Data records —

^^^^

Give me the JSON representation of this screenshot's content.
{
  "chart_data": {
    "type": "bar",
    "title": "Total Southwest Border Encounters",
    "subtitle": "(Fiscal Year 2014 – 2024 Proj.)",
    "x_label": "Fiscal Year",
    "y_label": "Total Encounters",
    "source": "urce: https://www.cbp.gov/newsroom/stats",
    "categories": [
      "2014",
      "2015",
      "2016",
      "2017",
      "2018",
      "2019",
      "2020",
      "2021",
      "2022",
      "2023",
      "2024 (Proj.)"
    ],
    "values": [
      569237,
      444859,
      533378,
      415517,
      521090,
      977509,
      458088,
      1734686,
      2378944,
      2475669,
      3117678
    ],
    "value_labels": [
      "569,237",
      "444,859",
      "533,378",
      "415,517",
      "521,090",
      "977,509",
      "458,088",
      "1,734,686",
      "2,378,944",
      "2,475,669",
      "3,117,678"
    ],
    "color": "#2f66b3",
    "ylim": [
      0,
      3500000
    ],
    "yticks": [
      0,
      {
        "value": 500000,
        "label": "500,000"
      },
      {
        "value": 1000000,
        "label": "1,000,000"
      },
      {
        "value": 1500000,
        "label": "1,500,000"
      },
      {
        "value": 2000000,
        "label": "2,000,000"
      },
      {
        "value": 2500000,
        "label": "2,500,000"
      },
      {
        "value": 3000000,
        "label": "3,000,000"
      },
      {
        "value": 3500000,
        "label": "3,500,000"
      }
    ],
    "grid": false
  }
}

^^^^

YOUR OBJECTIVE —
Copy each line of the data exactly, leaving nothing out.

OUTPUT FOR THIS EXERCISE —
Give me the JSON representation of this screenshot's content.
{
  "chart_data": {
    "type": "bar",
    "title": "Total Southwest Border Encounters",
    "subtitle": "(Fiscal Year 2014 – 2024 Proj.)",
    "x_label": "Fiscal Year",
    "y_label": "Total Encounters",
    "source": "urce: https://www.cbp.gov/newsroom/stats",
    "categories": [
      "2014",
      "2015",
      "2016",
      "2017",
      "2018",
      "2019",
      "2020",
      "2021",
      "2022",
      "2023",
      "2024 (Proj.)"
    ],
    "values": [
      569237,
      444859,
      533378,
      415517,
      521090,
      977509,
      458088,
      1734686,
      2378944,
      2475669,
      3117678
    ],
    "value_labels": [
      "569,237",
      "444,859",
      "533,378",
      "415,517",
      "521,090",
      "977,509",
      "458,088",
      "1,734,686",
      "2,378,944",
      "2,475,669",
      "3,117,678"
    ],
    "color": "#2f66b3",
    "ylim": [
      0,
      3500000
    ],
    "yticks": [
      0,
      {
        "value": 500000,
        "label": "500,000"
      },
      {
        "value": 1000000,
        "label": "1,000,000"
      },
      {
        "value": 1500000,
        "label": "1,500,000"
      },
      {
        "value": 2000000,
        "label": "2,000,000"
      },
      {
        "value": 2500000,
        "label": "2,500,000"
      },
      {
        "value": 3000000,
        "label": "3,000,000"
      },
      {
        "value": 3500000,
        "label": "3,500,000"
      }
    ],
    "grid": false
  }
}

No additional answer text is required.